Figure content listings:
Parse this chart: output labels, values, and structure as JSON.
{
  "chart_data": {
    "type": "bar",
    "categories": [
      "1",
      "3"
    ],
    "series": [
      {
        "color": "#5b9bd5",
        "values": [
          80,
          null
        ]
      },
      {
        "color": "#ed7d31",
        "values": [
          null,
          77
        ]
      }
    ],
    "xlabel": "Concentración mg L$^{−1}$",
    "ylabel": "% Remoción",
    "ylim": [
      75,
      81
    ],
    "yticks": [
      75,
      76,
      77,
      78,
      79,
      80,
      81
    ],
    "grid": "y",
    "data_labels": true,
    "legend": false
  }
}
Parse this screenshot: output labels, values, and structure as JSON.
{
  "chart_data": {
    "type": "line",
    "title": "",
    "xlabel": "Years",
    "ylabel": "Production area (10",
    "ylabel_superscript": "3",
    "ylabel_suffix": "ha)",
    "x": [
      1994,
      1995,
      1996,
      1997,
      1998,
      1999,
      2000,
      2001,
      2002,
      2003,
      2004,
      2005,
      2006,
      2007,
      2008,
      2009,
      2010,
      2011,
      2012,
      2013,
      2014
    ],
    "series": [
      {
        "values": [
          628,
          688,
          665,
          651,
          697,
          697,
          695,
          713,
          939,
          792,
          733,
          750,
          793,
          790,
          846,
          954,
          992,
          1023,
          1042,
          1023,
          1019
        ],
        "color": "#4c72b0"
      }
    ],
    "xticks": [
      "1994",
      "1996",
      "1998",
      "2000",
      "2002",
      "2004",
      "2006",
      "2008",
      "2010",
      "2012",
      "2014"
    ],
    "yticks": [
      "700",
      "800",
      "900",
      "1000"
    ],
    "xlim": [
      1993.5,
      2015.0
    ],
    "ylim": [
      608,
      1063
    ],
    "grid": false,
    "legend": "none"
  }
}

WORK REQUIRED - Check all the records above and select each line where the string "JSON" is found.

EXERCISE SOLUTION -
Parse this chart: output labels, values, and structure as JSON.
Parse this screenshot: output labels, values, and structure as JSON.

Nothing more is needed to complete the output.